Restate the records below word for word, and omit the images they hold.

Figure dataset records:
******************************

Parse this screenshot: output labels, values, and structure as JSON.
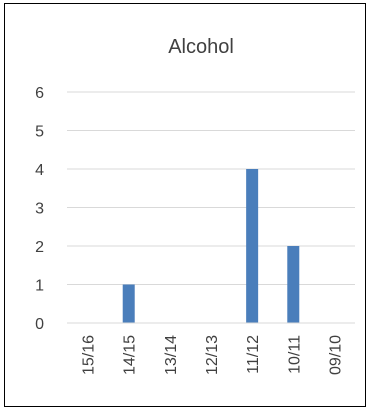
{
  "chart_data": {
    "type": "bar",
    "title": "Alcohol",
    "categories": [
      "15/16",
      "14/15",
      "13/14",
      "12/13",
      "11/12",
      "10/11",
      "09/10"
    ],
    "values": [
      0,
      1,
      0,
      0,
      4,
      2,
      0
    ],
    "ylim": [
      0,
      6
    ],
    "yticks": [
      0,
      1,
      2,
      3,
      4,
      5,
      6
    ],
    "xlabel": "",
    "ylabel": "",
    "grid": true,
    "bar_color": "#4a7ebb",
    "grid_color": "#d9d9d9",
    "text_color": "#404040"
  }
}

******************************

- **TASK SOLUTION**
Parse this screenshot: output labels, values, and structure as JSON.
{
  "chart_data": {
    "type": "bar",
    "title": "Alcohol",
    "categories": [
      "15/16",
      "14/15",
      "13/14",
      "12/13",
      "11/12",
      "10/11",
      "09/10"
    ],
    "values": [
      0,
      1,
      0,
      0,
      4,
      2,
      0
    ],
    "ylim": [
      0,
      6
    ],
    "yticks": [
      0,
      1,
      2,
      3,
      4,
      5,
      6
    ],
    "xlabel": "",
    "ylabel": "",
    "grid": true,
    "bar_color": "#4a7ebb",
    "grid_color": "#d9d9d9",
    "text_color": "#404040"
  }
}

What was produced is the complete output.